[Stored entries]
------------------------------------------------

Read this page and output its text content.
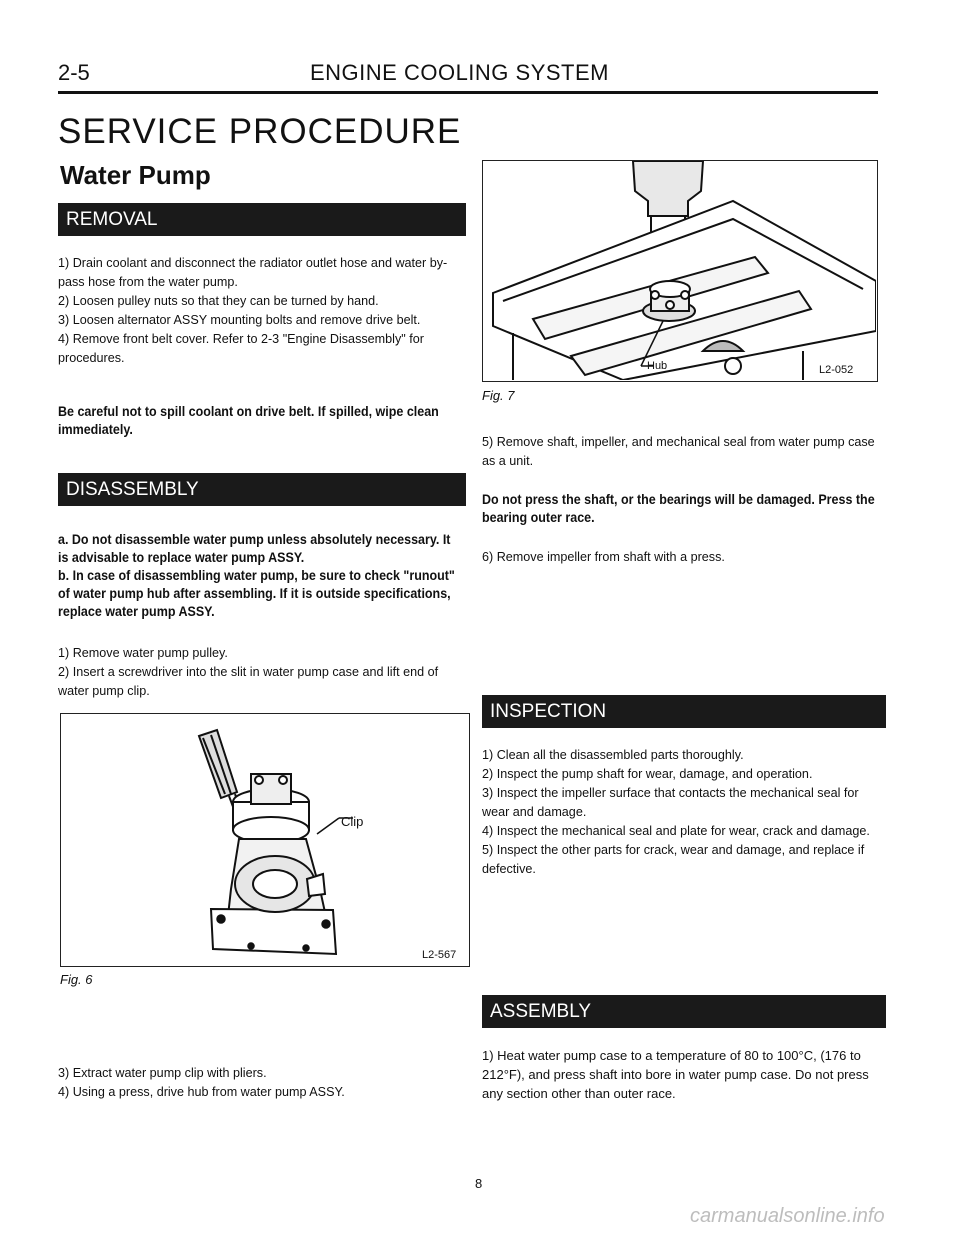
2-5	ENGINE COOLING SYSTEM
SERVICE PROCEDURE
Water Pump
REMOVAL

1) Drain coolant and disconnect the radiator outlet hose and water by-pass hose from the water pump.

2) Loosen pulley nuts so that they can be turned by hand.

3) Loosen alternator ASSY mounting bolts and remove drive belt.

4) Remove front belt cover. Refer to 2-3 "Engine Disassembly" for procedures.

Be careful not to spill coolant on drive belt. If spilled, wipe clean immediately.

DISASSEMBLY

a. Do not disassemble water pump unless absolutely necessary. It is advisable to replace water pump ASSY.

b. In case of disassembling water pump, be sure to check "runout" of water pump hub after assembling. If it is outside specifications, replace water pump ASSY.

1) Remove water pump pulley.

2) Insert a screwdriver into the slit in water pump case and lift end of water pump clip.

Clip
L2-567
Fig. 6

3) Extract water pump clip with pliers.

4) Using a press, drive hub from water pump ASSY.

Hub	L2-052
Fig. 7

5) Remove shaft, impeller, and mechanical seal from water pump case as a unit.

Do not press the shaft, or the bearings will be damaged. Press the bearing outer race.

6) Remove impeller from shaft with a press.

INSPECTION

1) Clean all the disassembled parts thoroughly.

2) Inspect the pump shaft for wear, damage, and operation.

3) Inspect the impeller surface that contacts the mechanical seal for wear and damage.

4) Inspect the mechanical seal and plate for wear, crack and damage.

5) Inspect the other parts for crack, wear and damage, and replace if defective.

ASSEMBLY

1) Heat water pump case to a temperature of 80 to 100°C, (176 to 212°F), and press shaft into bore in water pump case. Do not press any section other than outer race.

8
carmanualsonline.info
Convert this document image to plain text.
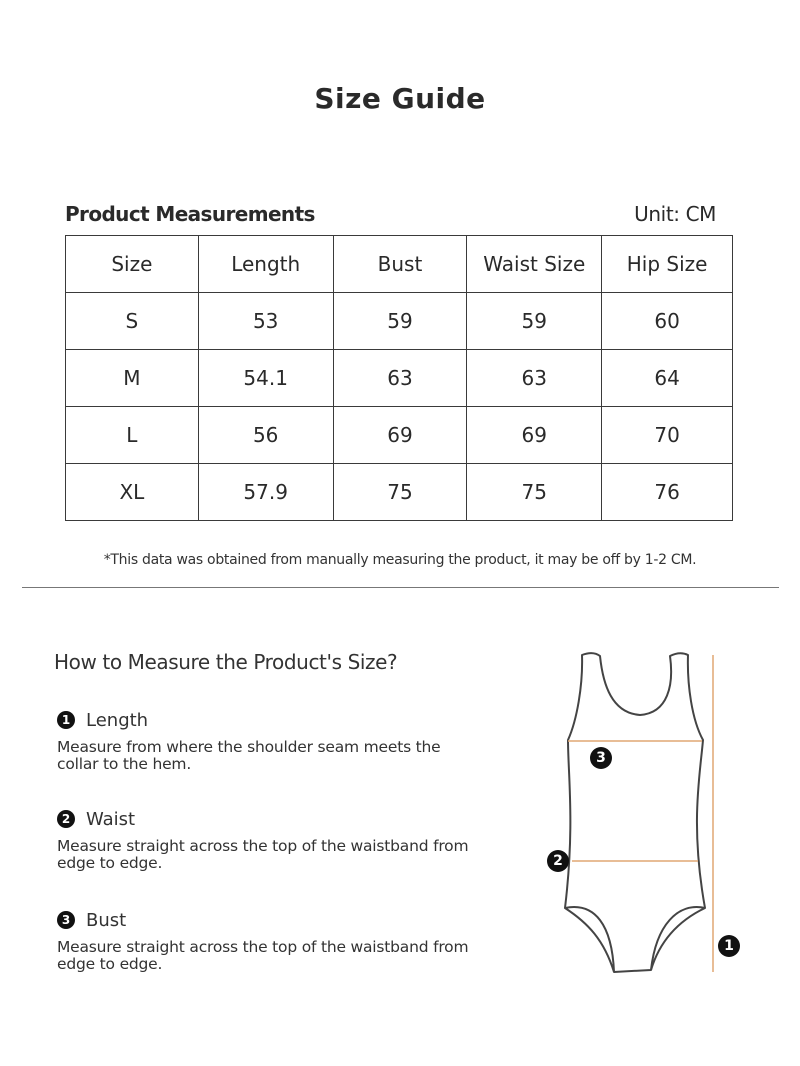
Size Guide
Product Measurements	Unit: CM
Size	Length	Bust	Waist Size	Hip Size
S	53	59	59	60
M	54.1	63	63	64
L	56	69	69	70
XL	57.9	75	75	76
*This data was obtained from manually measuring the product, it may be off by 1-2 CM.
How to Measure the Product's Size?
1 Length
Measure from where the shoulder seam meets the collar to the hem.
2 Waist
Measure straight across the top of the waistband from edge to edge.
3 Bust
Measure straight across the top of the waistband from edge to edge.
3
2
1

------------------------------------------------

▶ [THE REQUEST]:
Copy all of the entries verbatim, leaving out any pictures they contain.

▶ [COMPLETED EXERCISE]:
Read this page and output its text content.
2-5	ENGINE COOLING SYSTEM
SERVICE PROCEDURE
Water Pump
REMOVAL

1) Drain coolant and disconnect the radiator outlet hose and water by-pass hose from the water pump.

2) Loosen pulley nuts so that they can be turned by hand.

3) Loosen alternator ASSY mounting bolts and remove drive belt.

4) Remove front belt cover. Refer to 2-3 "Engine Disassembly" for procedures.

Be careful not to spill coolant on drive belt. If spilled, wipe clean immediately.

DISASSEMBLY

a. Do not disassemble water pump unless absolutely necessary. It is advisable to replace water pump ASSY.

b. In case of disassembling water pump, be sure to check "runout" of water pump hub after assembling. If it is outside specifications, replace water pump ASSY.

1) Remove water pump pulley.

2) Insert a screwdriver into the slit in water pump case and lift end of water pump clip.

Clip
L2-567
Fig. 6

3) Extract water pump clip with pliers.

4) Using a press, drive hub from water pump ASSY.

Hub	L2-052
Fig. 7

5) Remove shaft, impeller, and mechanical seal from water pump case as a unit.

Do not press the shaft, or the bearings will be damaged. Press the bearing outer race.

6) Remove impeller from shaft with a press.

INSPECTION

1) Clean all the disassembled parts thoroughly.

2) Inspect the pump shaft for wear, damage, and operation.

3) Inspect the impeller surface that contacts the mechanical seal for wear and damage.

4) Inspect the mechanical seal and plate for wear, crack and damage.

5) Inspect the other parts for crack, wear and damage, and replace if defective.

ASSEMBLY

1) Heat water pump case to a temperature of 80 to 100°C, (176 to 212°F), and press shaft into bore in water pump case. Do not press any section other than outer race.

8
carmanualsonline.info
Convert this document image to plain text.
Size Guide
Product Measurements	Unit: CM
Size	Length	Bust	Waist Size	Hip Size
S	53	59	59	60
M	54.1	63	63	64
L	56	69	69	70
XL	57.9	75	75	76
*This data was obtained from manually measuring the product, it may be off by 1-2 CM.
How to Measure the Product's Size?
1 Length
Measure from where the shoulder seam meets the collar to the hem.
2 Waist
Measure straight across the top of the waistband from edge to edge.
3 Bust
Measure straight across the top of the waistband from edge to edge.
3
2
1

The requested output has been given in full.